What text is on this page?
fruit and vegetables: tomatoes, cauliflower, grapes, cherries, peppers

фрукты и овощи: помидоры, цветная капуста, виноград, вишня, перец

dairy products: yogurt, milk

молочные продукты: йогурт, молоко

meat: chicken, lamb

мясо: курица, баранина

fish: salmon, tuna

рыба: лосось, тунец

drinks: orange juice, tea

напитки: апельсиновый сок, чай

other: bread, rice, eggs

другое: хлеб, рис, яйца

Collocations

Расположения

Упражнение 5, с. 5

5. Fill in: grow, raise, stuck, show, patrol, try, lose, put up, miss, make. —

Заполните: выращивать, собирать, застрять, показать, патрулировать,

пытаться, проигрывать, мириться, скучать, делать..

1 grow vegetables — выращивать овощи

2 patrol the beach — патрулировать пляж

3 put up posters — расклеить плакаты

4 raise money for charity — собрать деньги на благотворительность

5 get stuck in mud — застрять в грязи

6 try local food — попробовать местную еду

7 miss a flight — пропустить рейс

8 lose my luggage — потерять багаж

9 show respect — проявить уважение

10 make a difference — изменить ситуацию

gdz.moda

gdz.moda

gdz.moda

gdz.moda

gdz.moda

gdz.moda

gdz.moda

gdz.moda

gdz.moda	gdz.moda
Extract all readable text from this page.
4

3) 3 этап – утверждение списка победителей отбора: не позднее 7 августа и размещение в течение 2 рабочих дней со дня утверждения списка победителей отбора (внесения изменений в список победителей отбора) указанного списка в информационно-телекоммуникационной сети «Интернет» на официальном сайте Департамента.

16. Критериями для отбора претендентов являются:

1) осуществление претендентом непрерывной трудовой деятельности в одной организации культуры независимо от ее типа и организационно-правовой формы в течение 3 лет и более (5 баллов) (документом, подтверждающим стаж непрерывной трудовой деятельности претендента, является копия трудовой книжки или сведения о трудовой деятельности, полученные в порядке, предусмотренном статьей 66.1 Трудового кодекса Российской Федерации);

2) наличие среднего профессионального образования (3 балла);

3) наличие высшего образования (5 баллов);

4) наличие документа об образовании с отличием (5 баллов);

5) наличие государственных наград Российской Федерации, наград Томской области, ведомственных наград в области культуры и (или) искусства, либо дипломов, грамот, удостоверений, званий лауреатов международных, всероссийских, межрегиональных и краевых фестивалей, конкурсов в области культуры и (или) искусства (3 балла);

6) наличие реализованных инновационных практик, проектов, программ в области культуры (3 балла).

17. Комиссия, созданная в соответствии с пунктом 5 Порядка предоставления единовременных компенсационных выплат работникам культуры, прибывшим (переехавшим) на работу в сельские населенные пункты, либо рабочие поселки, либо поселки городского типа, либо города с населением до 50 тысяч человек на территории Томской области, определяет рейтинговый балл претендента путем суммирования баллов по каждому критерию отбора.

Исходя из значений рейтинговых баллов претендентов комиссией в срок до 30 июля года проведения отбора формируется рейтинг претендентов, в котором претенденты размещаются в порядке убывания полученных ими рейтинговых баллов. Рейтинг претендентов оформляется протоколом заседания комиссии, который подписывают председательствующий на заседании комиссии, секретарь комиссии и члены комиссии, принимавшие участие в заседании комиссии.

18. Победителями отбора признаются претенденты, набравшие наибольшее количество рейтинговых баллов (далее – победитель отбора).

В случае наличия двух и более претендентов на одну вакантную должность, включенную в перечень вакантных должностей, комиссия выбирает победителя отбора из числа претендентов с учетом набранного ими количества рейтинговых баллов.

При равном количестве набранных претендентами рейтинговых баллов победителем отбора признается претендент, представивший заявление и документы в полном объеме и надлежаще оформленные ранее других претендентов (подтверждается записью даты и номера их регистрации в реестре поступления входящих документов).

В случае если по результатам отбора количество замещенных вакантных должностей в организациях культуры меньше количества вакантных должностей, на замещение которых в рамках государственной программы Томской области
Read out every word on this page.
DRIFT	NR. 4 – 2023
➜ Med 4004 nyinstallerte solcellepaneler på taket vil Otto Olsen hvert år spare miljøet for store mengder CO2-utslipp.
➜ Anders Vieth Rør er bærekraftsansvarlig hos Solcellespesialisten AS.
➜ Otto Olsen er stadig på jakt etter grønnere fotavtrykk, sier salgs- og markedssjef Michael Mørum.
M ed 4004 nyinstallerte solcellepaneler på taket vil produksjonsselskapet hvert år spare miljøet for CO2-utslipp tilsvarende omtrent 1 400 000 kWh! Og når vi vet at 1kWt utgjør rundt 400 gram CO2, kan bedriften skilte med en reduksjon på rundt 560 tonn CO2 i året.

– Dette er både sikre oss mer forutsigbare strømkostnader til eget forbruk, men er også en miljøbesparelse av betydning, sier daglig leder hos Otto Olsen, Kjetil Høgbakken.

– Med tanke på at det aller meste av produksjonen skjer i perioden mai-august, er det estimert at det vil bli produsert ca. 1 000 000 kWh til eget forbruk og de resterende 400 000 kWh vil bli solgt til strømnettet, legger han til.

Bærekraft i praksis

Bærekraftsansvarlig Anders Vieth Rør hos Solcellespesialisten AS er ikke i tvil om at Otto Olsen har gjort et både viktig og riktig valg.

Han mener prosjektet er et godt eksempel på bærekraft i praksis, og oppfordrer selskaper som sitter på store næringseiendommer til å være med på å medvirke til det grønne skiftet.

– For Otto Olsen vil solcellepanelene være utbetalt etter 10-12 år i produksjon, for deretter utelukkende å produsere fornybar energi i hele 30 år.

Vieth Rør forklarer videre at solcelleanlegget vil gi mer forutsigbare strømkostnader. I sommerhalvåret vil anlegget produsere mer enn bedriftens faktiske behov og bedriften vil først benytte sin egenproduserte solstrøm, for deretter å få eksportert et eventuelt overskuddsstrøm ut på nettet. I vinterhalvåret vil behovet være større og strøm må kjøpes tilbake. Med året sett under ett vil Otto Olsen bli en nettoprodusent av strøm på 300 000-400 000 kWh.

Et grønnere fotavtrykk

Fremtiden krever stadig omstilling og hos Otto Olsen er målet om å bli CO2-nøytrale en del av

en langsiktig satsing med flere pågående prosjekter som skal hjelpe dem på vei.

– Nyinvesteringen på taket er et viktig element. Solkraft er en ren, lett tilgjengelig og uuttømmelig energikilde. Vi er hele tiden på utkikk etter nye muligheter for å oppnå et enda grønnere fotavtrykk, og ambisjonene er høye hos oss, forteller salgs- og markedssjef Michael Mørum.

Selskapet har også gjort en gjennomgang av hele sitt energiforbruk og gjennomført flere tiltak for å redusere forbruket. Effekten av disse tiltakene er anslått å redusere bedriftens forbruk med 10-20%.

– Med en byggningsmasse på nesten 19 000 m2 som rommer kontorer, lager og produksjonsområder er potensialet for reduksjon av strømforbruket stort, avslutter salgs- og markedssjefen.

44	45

- - - -

Exercise goal :: From the listing above, extract all records word for word.

Written answer ::
What text is on this page?
fruit and vegetables: tomatoes, cauliflower, grapes, cherries, peppers

фрукты и овощи: помидоры, цветная капуста, виноград, вишня, перец

dairy products: yogurt, milk

молочные продукты: йогурт, молоко

meat: chicken, lamb

мясо: курица, баранина

fish: salmon, tuna

рыба: лосось, тунец

drinks: orange juice, tea

напитки: апельсиновый сок, чай

other: bread, rice, eggs

другое: хлеб, рис, яйца

Collocations

Расположения

Упражнение 5, с. 5

5. Fill in: grow, raise, stuck, show, patrol, try, lose, put up, miss, make. —

Заполните: выращивать, собирать, застрять, показать, патрулировать,

пытаться, проигрывать, мириться, скучать, делать..

1 grow vegetables — выращивать овощи

2 patrol the beach — патрулировать пляж

3 put up posters — расклеить плакаты

4 raise money for charity — собрать деньги на благотворительность

5 get stuck in mud — застрять в грязи

6 try local food — попробовать местную еду

7 miss a flight — пропустить рейс

8 lose my luggage — потерять багаж

9 show respect — проявить уважение

10 make a difference — изменить ситуацию

gdz.moda

gdz.moda

gdz.moda

gdz.moda

gdz.moda

gdz.moda

gdz.moda

gdz.moda

gdz.moda	gdz.moda
Extract all readable text from this page.
4

3) 3 этап – утверждение списка победителей отбора: не позднее 7 августа и размещение в течение 2 рабочих дней со дня утверждения списка победителей отбора (внесения изменений в список победителей отбора) указанного списка в информационно-телекоммуникационной сети «Интернет» на официальном сайте Департамента.

16. Критериями для отбора претендентов являются:

1) осуществление претендентом непрерывной трудовой деятельности в одной организации культуры независимо от ее типа и организационно-правовой формы в течение 3 лет и более (5 баллов) (документом, подтверждающим стаж непрерывной трудовой деятельности претендента, является копия трудовой книжки или сведения о трудовой деятельности, полученные в порядке, предусмотренном статьей 66.1 Трудового кодекса Российской Федерации);

2) наличие среднего профессионального образования (3 балла);

3) наличие высшего образования (5 баллов);

4) наличие документа об образовании с отличием (5 баллов);

5) наличие государственных наград Российской Федерации, наград Томской области, ведомственных наград в области культуры и (или) искусства, либо дипломов, грамот, удостоверений, званий лауреатов международных, всероссийских, межрегиональных и краевых фестивалей, конкурсов в области культуры и (или) искусства (3 балла);

6) наличие реализованных инновационных практик, проектов, программ в области культуры (3 балла).

17. Комиссия, созданная в соответствии с пунктом 5 Порядка предоставления единовременных компенсационных выплат работникам культуры, прибывшим (переехавшим) на работу в сельские населенные пункты, либо рабочие поселки, либо поселки городского типа, либо города с населением до 50 тысяч человек на территории Томской области, определяет рейтинговый балл претендента путем суммирования баллов по каждому критерию отбора.

Исходя из значений рейтинговых баллов претендентов комиссией в срок до 30 июля года проведения отбора формируется рейтинг претендентов, в котором претенденты размещаются в порядке убывания полученных ими рейтинговых баллов. Рейтинг претендентов оформляется протоколом заседания комиссии, который подписывают председательствующий на заседании комиссии, секретарь комиссии и члены комиссии, принимавшие участие в заседании комиссии.

18. Победителями отбора признаются претенденты, набравшие наибольшее количество рейтинговых баллов (далее – победитель отбора).

В случае наличия двух и более претендентов на одну вакантную должность, включенную в перечень вакантных должностей, комиссия выбирает победителя отбора из числа претендентов с учетом набранного ими количества рейтинговых баллов.

При равном количестве набранных претендентами рейтинговых баллов победителем отбора признается претендент, представивший заявление и документы в полном объеме и надлежаще оформленные ранее других претендентов (подтверждается записью даты и номера их регистрации в реестре поступления входящих документов).

В случае если по результатам отбора количество замещенных вакантных должностей в организациях культуры меньше количества вакантных должностей, на замещение которых в рамках государственной программы Томской области
Read out every word on this page.
DRIFT	NR. 4 – 2023
➜ Med 4004 nyinstallerte solcellepaneler på taket vil Otto Olsen hvert år spare miljøet for store mengder CO2-utslipp.
➜ Anders Vieth Rør er bærekraftsansvarlig hos Solcellespesialisten AS.
➜ Otto Olsen er stadig på jakt etter grønnere fotavtrykk, sier salgs- og markedssjef Michael Mørum.
M ed 4004 nyinstallerte solcellepaneler på taket vil produksjonsselskapet hvert år spare miljøet for CO2-utslipp tilsvarende omtrent 1 400 000 kWh! Og når vi vet at 1kWt utgjør rundt 400 gram CO2, kan bedriften skilte med en reduksjon på rundt 560 tonn CO2 i året.

– Dette er både sikre oss mer forutsigbare strømkostnader til eget forbruk, men er også en miljøbesparelse av betydning, sier daglig leder hos Otto Olsen, Kjetil Høgbakken.

– Med tanke på at det aller meste av produksjonen skjer i perioden mai-august, er det estimert at det vil bli produsert ca. 1 000 000 kWh til eget forbruk og de resterende 400 000 kWh vil bli solgt til strømnettet, legger han til.

Bærekraft i praksis

Bærekraftsansvarlig Anders Vieth Rør hos Solcellespesialisten AS er ikke i tvil om at Otto Olsen har gjort et både viktig og riktig valg.

Han mener prosjektet er et godt eksempel på bærekraft i praksis, og oppfordrer selskaper som sitter på store næringseiendommer til å være med på å medvirke til det grønne skiftet.

– For Otto Olsen vil solcellepanelene være utbetalt etter 10-12 år i produksjon, for deretter utelukkende å produsere fornybar energi i hele 30 år.

Vieth Rør forklarer videre at solcelleanlegget vil gi mer forutsigbare strømkostnader. I sommerhalvåret vil anlegget produsere mer enn bedriftens faktiske behov og bedriften vil først benytte sin egenproduserte solstrøm, for deretter å få eksportert et eventuelt overskuddsstrøm ut på nettet. I vinterhalvåret vil behovet være større og strøm må kjøpes tilbake. Med året sett under ett vil Otto Olsen bli en nettoprodusent av strøm på 300 000-400 000 kWh.

Et grønnere fotavtrykk

Fremtiden krever stadig omstilling og hos Otto Olsen er målet om å bli CO2-nøytrale en del av

en langsiktig satsing med flere pågående prosjekter som skal hjelpe dem på vei.

– Nyinvesteringen på taket er et viktig element. Solkraft er en ren, lett tilgjengelig og uuttømmelig energikilde. Vi er hele tiden på utkikk etter nye muligheter for å oppnå et enda grønnere fotavtrykk, og ambisjonene er høye hos oss, forteller salgs- og markedssjef Michael Mørum.

Selskapet har også gjort en gjennomgang av hele sitt energiforbruk og gjennomført flere tiltak for å redusere forbruket. Effekten av disse tiltakene er anslått å redusere bedriftens forbruk med 10-20%.

– Med en byggningsmasse på nesten 19 000 m2 som rommer kontorer, lager og produksjonsområder er potensialet for reduksjon av strømforbruket stort, avslutter salgs- og markedssjefen.

44	45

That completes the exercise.